#### Exercise requirements
Quote each record exactly, please, leaving none out.

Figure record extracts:
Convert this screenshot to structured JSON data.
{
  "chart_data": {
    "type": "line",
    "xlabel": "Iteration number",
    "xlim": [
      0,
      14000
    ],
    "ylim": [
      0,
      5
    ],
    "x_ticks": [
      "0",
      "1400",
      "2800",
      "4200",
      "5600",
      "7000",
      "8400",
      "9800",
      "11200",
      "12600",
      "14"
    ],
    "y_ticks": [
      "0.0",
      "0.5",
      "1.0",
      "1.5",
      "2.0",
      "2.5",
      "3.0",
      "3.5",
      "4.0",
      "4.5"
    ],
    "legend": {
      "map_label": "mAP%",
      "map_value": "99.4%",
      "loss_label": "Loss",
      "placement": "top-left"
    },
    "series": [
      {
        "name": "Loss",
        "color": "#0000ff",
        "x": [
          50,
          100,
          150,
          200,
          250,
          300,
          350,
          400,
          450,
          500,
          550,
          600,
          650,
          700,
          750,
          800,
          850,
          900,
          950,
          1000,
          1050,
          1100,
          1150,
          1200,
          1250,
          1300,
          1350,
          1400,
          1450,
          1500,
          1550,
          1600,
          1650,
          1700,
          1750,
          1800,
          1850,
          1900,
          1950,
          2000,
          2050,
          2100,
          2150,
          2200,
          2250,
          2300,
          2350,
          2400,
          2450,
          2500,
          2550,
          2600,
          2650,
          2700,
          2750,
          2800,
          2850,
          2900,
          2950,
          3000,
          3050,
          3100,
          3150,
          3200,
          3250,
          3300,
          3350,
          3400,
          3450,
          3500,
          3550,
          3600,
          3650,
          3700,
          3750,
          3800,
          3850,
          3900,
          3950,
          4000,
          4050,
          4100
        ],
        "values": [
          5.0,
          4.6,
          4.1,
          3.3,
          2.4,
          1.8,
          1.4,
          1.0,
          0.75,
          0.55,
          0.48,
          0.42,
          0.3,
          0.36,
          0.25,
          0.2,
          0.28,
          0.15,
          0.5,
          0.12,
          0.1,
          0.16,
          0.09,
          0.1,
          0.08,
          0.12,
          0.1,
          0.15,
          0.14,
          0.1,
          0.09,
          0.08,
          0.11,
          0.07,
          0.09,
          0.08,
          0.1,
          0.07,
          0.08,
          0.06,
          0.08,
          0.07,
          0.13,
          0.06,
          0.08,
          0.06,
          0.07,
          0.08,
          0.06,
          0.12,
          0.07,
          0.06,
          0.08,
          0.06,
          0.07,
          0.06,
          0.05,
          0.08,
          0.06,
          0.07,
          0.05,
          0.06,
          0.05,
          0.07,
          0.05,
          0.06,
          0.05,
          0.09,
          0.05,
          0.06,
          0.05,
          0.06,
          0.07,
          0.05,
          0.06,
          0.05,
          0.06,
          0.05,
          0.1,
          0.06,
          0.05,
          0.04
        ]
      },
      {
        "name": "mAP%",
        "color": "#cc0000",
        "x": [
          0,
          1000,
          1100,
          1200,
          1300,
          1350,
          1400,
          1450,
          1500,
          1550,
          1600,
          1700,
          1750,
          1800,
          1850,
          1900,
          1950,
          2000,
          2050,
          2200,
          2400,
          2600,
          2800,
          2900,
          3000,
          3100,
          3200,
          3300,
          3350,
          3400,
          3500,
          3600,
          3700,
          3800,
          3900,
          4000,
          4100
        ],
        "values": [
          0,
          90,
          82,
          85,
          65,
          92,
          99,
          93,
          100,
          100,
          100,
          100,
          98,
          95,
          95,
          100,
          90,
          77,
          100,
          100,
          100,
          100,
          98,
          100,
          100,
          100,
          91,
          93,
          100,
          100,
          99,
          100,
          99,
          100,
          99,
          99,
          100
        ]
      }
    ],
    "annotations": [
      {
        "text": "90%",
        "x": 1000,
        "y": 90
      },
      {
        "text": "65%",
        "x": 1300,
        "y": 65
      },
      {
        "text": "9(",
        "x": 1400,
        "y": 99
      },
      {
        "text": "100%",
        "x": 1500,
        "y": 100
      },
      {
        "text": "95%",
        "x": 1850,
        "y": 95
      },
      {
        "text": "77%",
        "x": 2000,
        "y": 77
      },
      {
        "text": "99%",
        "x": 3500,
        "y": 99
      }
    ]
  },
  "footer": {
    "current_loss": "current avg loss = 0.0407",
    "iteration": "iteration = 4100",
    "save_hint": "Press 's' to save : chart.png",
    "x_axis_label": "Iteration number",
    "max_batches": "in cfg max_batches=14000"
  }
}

#### Task solution
Convert this screenshot to structured JSON data.
{
  "chart_data": {
    "type": "line",
    "xlabel": "Iteration number",
    "xlim": [
      0,
      14000
    ],
    "ylim": [
      0,
      5
    ],
    "x_ticks": [
      "0",
      "1400",
      "2800",
      "4200",
      "5600",
      "7000",
      "8400",
      "9800",
      "11200",
      "12600",
      "14"
    ],
    "y_ticks": [
      "0.0",
      "0.5",
      "1.0",
      "1.5",
      "2.0",
      "2.5",
      "3.0",
      "3.5",
      "4.0",
      "4.5"
    ],
    "legend": {
      "map_label": "mAP%",
      "map_value": "99.4%",
      "loss_label": "Loss",
      "placement": "top-left"
    },
    "series": [
      {
        "name": "Loss",
        "color": "#0000ff",
        "x": [
          50,
          100,
          150,
          200,
          250,
          300,
          350,
          400,
          450,
          500,
          550,
          600,
          650,
          700,
          750,
          800,
          850,
          900,
          950,
          1000,
          1050,
          1100,
          1150,
          1200,
          1250,
          1300,
          1350,
          1400,
          1450,
          1500,
          1550,
          1600,
          1650,
          1700,
          1750,
          1800,
          1850,
          1900,
          1950,
          2000,
          2050,
          2100,
          2150,
          2200,
          2250,
          2300,
          2350,
          2400,
          2450,
          2500,
          2550,
          2600,
          2650,
          2700,
          2750,
          2800,
          2850,
          2900,
          2950,
          3000,
          3050,
          3100,
          3150,
          3200,
          3250,
          3300,
          3350,
          3400,
          3450,
          3500,
          3550,
          3600,
          3650,
          3700,
          3750,
          3800,
          3850,
          3900,
          3950,
          4000,
          4050,
          4100
        ],
        "values": [
          5.0,
          4.6,
          4.1,
          3.3,
          2.4,
          1.8,
          1.4,
          1.0,
          0.75,
          0.55,
          0.48,
          0.42,
          0.3,
          0.36,
          0.25,
          0.2,
          0.28,
          0.15,
          0.5,
          0.12,
          0.1,
          0.16,
          0.09,
          0.1,
          0.08,
          0.12,
          0.1,
          0.15,
          0.14,
          0.1,
          0.09,
          0.08,
          0.11,
          0.07,
          0.09,
          0.08,
          0.1,
          0.07,
          0.08,
          0.06,
          0.08,
          0.07,
          0.13,
          0.06,
          0.08,
          0.06,
          0.07,
          0.08,
          0.06,
          0.12,
          0.07,
          0.06,
          0.08,
          0.06,
          0.07,
          0.06,
          0.05,
          0.08,
          0.06,
          0.07,
          0.05,
          0.06,
          0.05,
          0.07,
          0.05,
          0.06,
          0.05,
          0.09,
          0.05,
          0.06,
          0.05,
          0.06,
          0.07,
          0.05,
          0.06,
          0.05,
          0.06,
          0.05,
          0.1,
          0.06,
          0.05,
          0.04
        ]
      },
      {
        "name": "mAP%",
        "color": "#cc0000",
        "x": [
          0,
          1000,
          1100,
          1200,
          1300,
          1350,
          1400,
          1450,
          1500,
          1550,
          1600,
          1700,
          1750,
          1800,
          1850,
          1900,
          1950,
          2000,
          2050,
          2200,
          2400,
          2600,
          2800,
          2900,
          3000,
          3100,
          3200,
          3300,
          3350,
          3400,
          3500,
          3600,
          3700,
          3800,
          3900,
          4000,
          4100
        ],
        "values": [
          0,
          90,
          82,
          85,
          65,
          92,
          99,
          93,
          100,
          100,
          100,
          100,
          98,
          95,
          95,
          100,
          90,
          77,
          100,
          100,
          100,
          100,
          98,
          100,
          100,
          100,
          91,
          93,
          100,
          100,
          99,
          100,
          99,
          100,
          99,
          99,
          100
        ]
      }
    ],
    "annotations": [
      {
        "text": "90%",
        "x": 1000,
        "y": 90
      },
      {
        "text": "65%",
        "x": 1300,
        "y": 65
      },
      {
        "text": "9(",
        "x": 1400,
        "y": 99
      },
      {
        "text": "100%",
        "x": 1500,
        "y": 100
      },
      {
        "text": "95%",
        "x": 1850,
        "y": 95
      },
      {
        "text": "77%",
        "x": 2000,
        "y": 77
      },
      {
        "text": "99%",
        "x": 3500,
        "y": 99
      }
    ]
  },
  "footer": {
    "current_loss": "current avg loss = 0.0407",
    "iteration": "iteration = 4100",
    "save_hint": "Press 's' to save : chart.png",
    "x_axis_label": "Iteration number",
    "max_batches": "in cfg max_batches=14000"
  }
}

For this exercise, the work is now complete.